§ **Work instructions**: Copy every entry word for word. Skip the pictures.

Task input Block Start

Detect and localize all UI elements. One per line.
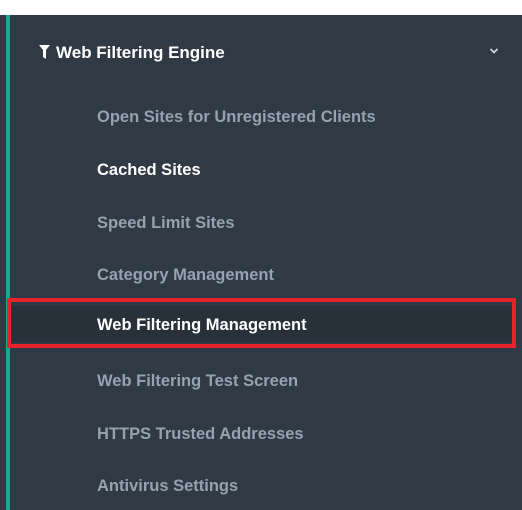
submenu-list: Open Sites for Unregistered Clients Cach…: [0, 15, 522, 510]
menu-item-label: Web Filtering Test Screen: [97, 372, 299, 390]
menu-item-label: Antivirus Settings: [97, 477, 239, 495]
menu-item-label: Cached Sites: [97, 161, 201, 179]
sidebar-menu: Web Filtering Engine Open Sites for Unre…: [0, 15, 522, 510]
menu-item-antivirus-settings[interactable]: Antivirus Settings: [10, 467, 517, 503]
menu-item-label: Web Filtering Management: [97, 316, 307, 334]
menu-item-https-trusted-addresses[interactable]: HTTPS Trusted Addresses: [10, 415, 517, 451]
menu-item-cached-sites[interactable]: Cached Sites: [10, 151, 517, 187]
menu-item-web-filtering-management[interactable]: Web Filtering Management: [10, 306, 517, 342]
menu-item-speed-limit-sites[interactable]: Speed Limit Sites: [10, 204, 517, 240]
menu-item-label: Speed Limit Sites: [97, 214, 235, 232]
menu-item-label: Open Sites for Unregistered Clients: [97, 108, 376, 126]
menu-item-open-sites-unregistered[interactable]: Open Sites for Unregistered Clients: [10, 98, 517, 134]
menu-item-label: HTTPS Trusted Addresses: [97, 425, 304, 443]
menu-item-web-filtering-test-screen[interactable]: Web Filtering Test Screen: [10, 362, 517, 398]
menu-item-category-management[interactable]: Category Management: [10, 256, 517, 292]
menu-item-label: Category Management: [97, 266, 274, 284]
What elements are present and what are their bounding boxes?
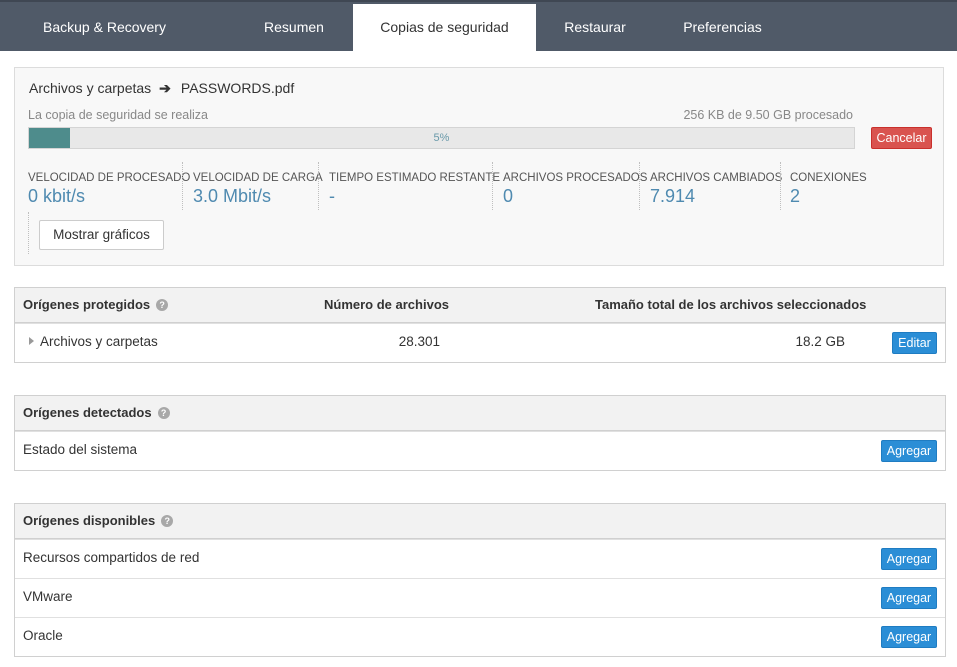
stat-upload-speed: VELOCIDAD DE CARGA 3.0 Mbit/s	[193, 164, 323, 212]
help-icon[interactable]: ?	[156, 299, 169, 311]
stat-divider	[780, 162, 781, 210]
table-title-text: Orígenes protegidos	[23, 297, 151, 312]
add-button[interactable]: Agregar	[881, 440, 937, 462]
stat-label: ARCHIVOS PROCESADOS	[503, 172, 648, 184]
stat-divider	[28, 212, 29, 254]
edit-button[interactable]: Editar	[892, 332, 937, 354]
table-row: VMware Agregar	[15, 578, 945, 617]
table-row: Recursos compartidos de red Agregar	[15, 539, 945, 578]
stat-divider	[182, 162, 183, 210]
breadcrumb: Archivos y carpetas ➔ PASSWORDS.pdf	[29, 80, 294, 97]
column-header-files: Número de archivos	[324, 297, 449, 312]
protected-sources-table: Orígenes protegidos? Número de archivos …	[14, 287, 946, 363]
row-name: Oracle	[23, 628, 63, 643]
progress-bar: 5%	[28, 127, 855, 149]
table-header: Orígenes disponibles?	[15, 504, 945, 539]
table-header: Orígenes detectados?	[15, 396, 945, 431]
column-header-size: Tamaño total de los archivos seleccionad…	[595, 297, 867, 312]
add-button[interactable]: Agregar	[881, 626, 937, 648]
table-row: Archivos y carpetas 28.301 18.2 GB Edita…	[15, 323, 945, 362]
table-header: Orígenes protegidos? Número de archivos …	[15, 288, 945, 323]
stat-label: CONEXIONES	[790, 172, 867, 184]
stat-label: ARCHIVOS CAMBIADOS	[650, 172, 783, 184]
tab-restaurar[interactable]: Restaurar	[546, 4, 644, 53]
add-button[interactable]: Agregar	[881, 587, 937, 609]
table-title: Orígenes disponibles?	[23, 513, 174, 528]
add-button[interactable]: Agregar	[881, 548, 937, 570]
stat-value: 2	[790, 186, 801, 206]
row-name[interactable]: Archivos y carpetas	[29, 334, 158, 349]
table-title-text: Orígenes disponibles	[23, 513, 156, 528]
help-icon[interactable]: ?	[161, 515, 174, 527]
row-file-count: 28.301	[398, 334, 440, 349]
stat-connections: CONEXIONES 2	[790, 164, 867, 212]
backup-progress-panel: Archivos y carpetas ➔ PASSWORDS.pdf La cop…	[14, 67, 944, 266]
stat-divider	[639, 162, 640, 210]
tab-copias-de-seguridad[interactable]: Copias de seguridad	[353, 4, 536, 53]
stat-files-changed: ARCHIVOS CAMBIADOS 7.914	[650, 164, 782, 212]
expand-triangle-icon[interactable]	[29, 337, 34, 345]
stat-value: -	[329, 186, 335, 206]
table-title: Orígenes detectados?	[23, 405, 170, 420]
stat-value: 3.0 Mbit/s	[193, 186, 272, 206]
row-name: Recursos compartidos de red	[23, 550, 200, 565]
breadcrumb-folder: Archivos y carpetas	[29, 80, 152, 96]
stat-label: VELOCIDAD DE CARGA	[193, 172, 323, 184]
breadcrumb-file: PASSWORDS.pdf	[180, 80, 295, 96]
available-sources-table: Orígenes disponibles? Recursos compartid…	[14, 503, 946, 657]
cancel-button[interactable]: Cancelar	[871, 127, 932, 149]
stat-files-processed: ARCHIVOS PROCESADOS 0	[503, 164, 647, 212]
row-name-text: Archivos y carpetas	[40, 334, 158, 349]
stat-label: VELOCIDAD DE PROCESADO	[28, 172, 191, 184]
table-row: Estado del sistema Agregar	[15, 431, 945, 470]
stat-label: TIEMPO ESTIMADO RESTANTE	[329, 172, 501, 184]
row-name: VMware	[23, 589, 73, 604]
progress-status-text: La copia de seguridad se realiza	[28, 108, 208, 122]
stat-processing-speed: VELOCIDAD DE PROCESADO 0 kbit/s	[28, 164, 190, 212]
row-name: Estado del sistema	[23, 442, 138, 457]
tab-brand[interactable]: Backup & Recovery	[0, 4, 209, 53]
tab-preferencias[interactable]: Preferencias	[670, 4, 775, 53]
table-title-text: Orígenes detectados	[23, 405, 152, 420]
top-nav: Backup & Recovery Resumen Copias de segu…	[0, 0, 957, 53]
row-total-size: 18.2 GB	[795, 334, 845, 349]
show-charts-button[interactable]: Mostrar gráficos	[39, 220, 164, 250]
stat-value: 0	[503, 186, 514, 206]
detected-sources-table: Orígenes detectados? Estado del sistema …	[14, 395, 946, 471]
stat-value: 0 kbit/s	[28, 186, 86, 206]
processed-text: 256 KB de 9.50 GB procesado	[683, 108, 853, 122]
progress-percent-label: 5%	[433, 132, 450, 144]
stat-divider	[318, 162, 319, 210]
table-row: Oracle Agregar	[15, 617, 945, 656]
table-title: Orígenes protegidos?	[23, 297, 169, 312]
stat-time-remaining: TIEMPO ESTIMADO RESTANTE -	[329, 164, 500, 212]
help-icon[interactable]: ?	[157, 407, 170, 419]
tab-resumen[interactable]: Resumen	[236, 4, 352, 53]
arrow-right-icon: ➔	[159, 80, 171, 96]
stat-divider	[492, 162, 493, 210]
stat-value: 7.914	[650, 186, 696, 206]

Task input Block End

§ **Solution to this exercise**:
Detect and localize all UI elements. One per line.
submenu-list: Open Sites for Unregistered Clients Cach…: [0, 15, 522, 510]
menu-item-label: Web Filtering Test Screen: [97, 372, 299, 390]
menu-item-label: Antivirus Settings: [97, 477, 239, 495]
menu-item-label: Cached Sites: [97, 161, 201, 179]
sidebar-menu: Web Filtering Engine Open Sites for Unre…: [0, 15, 522, 510]
menu-item-antivirus-settings[interactable]: Antivirus Settings: [10, 467, 517, 503]
menu-item-label: Web Filtering Management: [97, 316, 307, 334]
menu-item-https-trusted-addresses[interactable]: HTTPS Trusted Addresses: [10, 415, 517, 451]
menu-item-cached-sites[interactable]: Cached Sites: [10, 151, 517, 187]
menu-item-web-filtering-management[interactable]: Web Filtering Management: [10, 306, 517, 342]
menu-item-speed-limit-sites[interactable]: Speed Limit Sites: [10, 204, 517, 240]
menu-item-label: Speed Limit Sites: [97, 214, 235, 232]
menu-item-label: Open Sites for Unregistered Clients: [97, 108, 376, 126]
menu-item-open-sites-unregistered[interactable]: Open Sites for Unregistered Clients: [10, 98, 517, 134]
menu-item-label: HTTPS Trusted Addresses: [97, 425, 304, 443]
menu-item-web-filtering-test-screen[interactable]: Web Filtering Test Screen: [10, 362, 517, 398]
menu-item-category-management[interactable]: Category Management: [10, 256, 517, 292]
menu-item-label: Category Management: [97, 266, 274, 284]
What elements are present and what are their bounding boxes?
stat-upload-speed: VELOCIDAD DE CARGA 3.0 Mbit/s	[193, 164, 323, 212]
help-icon[interactable]: ?	[156, 299, 169, 311]
stat-divider	[780, 162, 781, 210]
table-title-text: Orígenes protegidos	[23, 297, 151, 312]
add-button[interactable]: Agregar	[881, 440, 937, 462]
stat-label: ARCHIVOS PROCESADOS	[503, 172, 648, 184]
stat-divider	[28, 212, 29, 254]
edit-button[interactable]: Editar	[892, 332, 937, 354]
table-row: VMware Agregar	[15, 578, 945, 617]
table-row: Recursos compartidos de red Agregar	[15, 539, 945, 578]
stat-divider	[182, 162, 183, 210]
breadcrumb: Archivos y carpetas ➔ PASSWORDS.pdf	[29, 80, 294, 97]
column-header-files: Número de archivos	[324, 297, 449, 312]
protected-sources-table: Orígenes protegidos? Número de archivos …	[14, 287, 946, 363]
row-name: Oracle	[23, 628, 63, 643]
progress-bar: 5%	[28, 127, 855, 149]
table-header: Orígenes disponibles?	[15, 504, 945, 539]
table-header: Orígenes detectados?	[15, 396, 945, 431]
column-header-size: Tamaño total de los archivos seleccionad…	[595, 297, 867, 312]
add-button[interactable]: Agregar	[881, 626, 937, 648]
table-row: Archivos y carpetas 28.301 18.2 GB Edita…	[15, 323, 945, 362]
table-header: Orígenes protegidos? Número de archivos …	[15, 288, 945, 323]
stat-label: CONEXIONES	[790, 172, 867, 184]
stat-label: ARCHIVOS CAMBIADOS	[650, 172, 783, 184]
tab-restaurar[interactable]: Restaurar	[546, 4, 644, 53]
add-button[interactable]: Agregar	[881, 587, 937, 609]
table-title: Orígenes disponibles?	[23, 513, 174, 528]
add-button[interactable]: Agregar	[881, 548, 937, 570]
stat-value: 2	[790, 186, 801, 206]
row-name[interactable]: Archivos y carpetas	[29, 334, 158, 349]
table-title-text: Orígenes disponibles	[23, 513, 156, 528]
help-icon[interactable]: ?	[161, 515, 174, 527]
row-file-count: 28.301	[398, 334, 440, 349]
stat-connections: CONEXIONES 2	[790, 164, 867, 212]
backup-progress-panel: Archivos y carpetas ➔ PASSWORDS.pdf La cop…	[14, 67, 944, 266]
stat-divider	[639, 162, 640, 210]
tab-copias-de-seguridad[interactable]: Copias de seguridad	[353, 4, 536, 53]
stat-files-changed: ARCHIVOS CAMBIADOS 7.914	[650, 164, 782, 212]
expand-triangle-icon[interactable]	[29, 337, 34, 345]
stat-value: -	[329, 186, 335, 206]
table-title: Orígenes detectados?	[23, 405, 170, 420]
stat-value: 3.0 Mbit/s	[193, 186, 272, 206]
row-name: Recursos compartidos de red	[23, 550, 200, 565]
breadcrumb-folder: Archivos y carpetas	[29, 80, 152, 96]
stat-label: VELOCIDAD DE CARGA	[193, 172, 323, 184]
breadcrumb-file: PASSWORDS.pdf	[180, 80, 295, 96]
available-sources-table: Orígenes disponibles? Recursos compartid…	[14, 503, 946, 657]
cancel-button[interactable]: Cancelar	[871, 127, 932, 149]
stat-files-processed: ARCHIVOS PROCESADOS 0	[503, 164, 647, 212]
row-name-text: Archivos y carpetas	[40, 334, 158, 349]
stat-label: VELOCIDAD DE PROCESADO	[28, 172, 191, 184]
table-row: Estado del sistema Agregar	[15, 431, 945, 470]
stat-label: TIEMPO ESTIMADO RESTANTE	[329, 172, 501, 184]
row-name: VMware	[23, 589, 73, 604]
progress-status-text: La copia de seguridad se realiza	[28, 108, 208, 122]
stat-processing-speed: VELOCIDAD DE PROCESADO 0 kbit/s	[28, 164, 190, 212]
row-name: Estado del sistema	[23, 442, 138, 457]
tab-brand[interactable]: Backup & Recovery	[0, 4, 209, 53]
tab-preferencias[interactable]: Preferencias	[670, 4, 775, 53]
table-title-text: Orígenes detectados	[23, 405, 152, 420]
top-nav: Backup & Recovery Resumen Copias de segu…	[0, 0, 957, 53]
row-total-size: 18.2 GB	[795, 334, 845, 349]
show-charts-button[interactable]: Mostrar gráficos	[39, 220, 164, 250]
stat-value: 0	[503, 186, 514, 206]
detected-sources-table: Orígenes detectados? Estado del sistema …	[14, 395, 946, 471]
stat-value: 0 kbit/s	[28, 186, 86, 206]
processed-text: 256 KB de 9.50 GB procesado	[683, 108, 853, 122]
progress-percent-label: 5%	[433, 132, 450, 144]
stat-divider	[318, 162, 319, 210]
table-row: Oracle Agregar	[15, 617, 945, 656]
table-title: Orígenes protegidos?	[23, 297, 169, 312]
stat-time-remaining: TIEMPO ESTIMADO RESTANTE -	[329, 164, 500, 212]
help-icon[interactable]: ?	[157, 407, 170, 419]
tab-resumen[interactable]: Resumen	[236, 4, 352, 53]
arrow-right-icon: ➔	[159, 80, 171, 96]
stat-divider	[492, 162, 493, 210]
stat-value: 7.914	[650, 186, 696, 206]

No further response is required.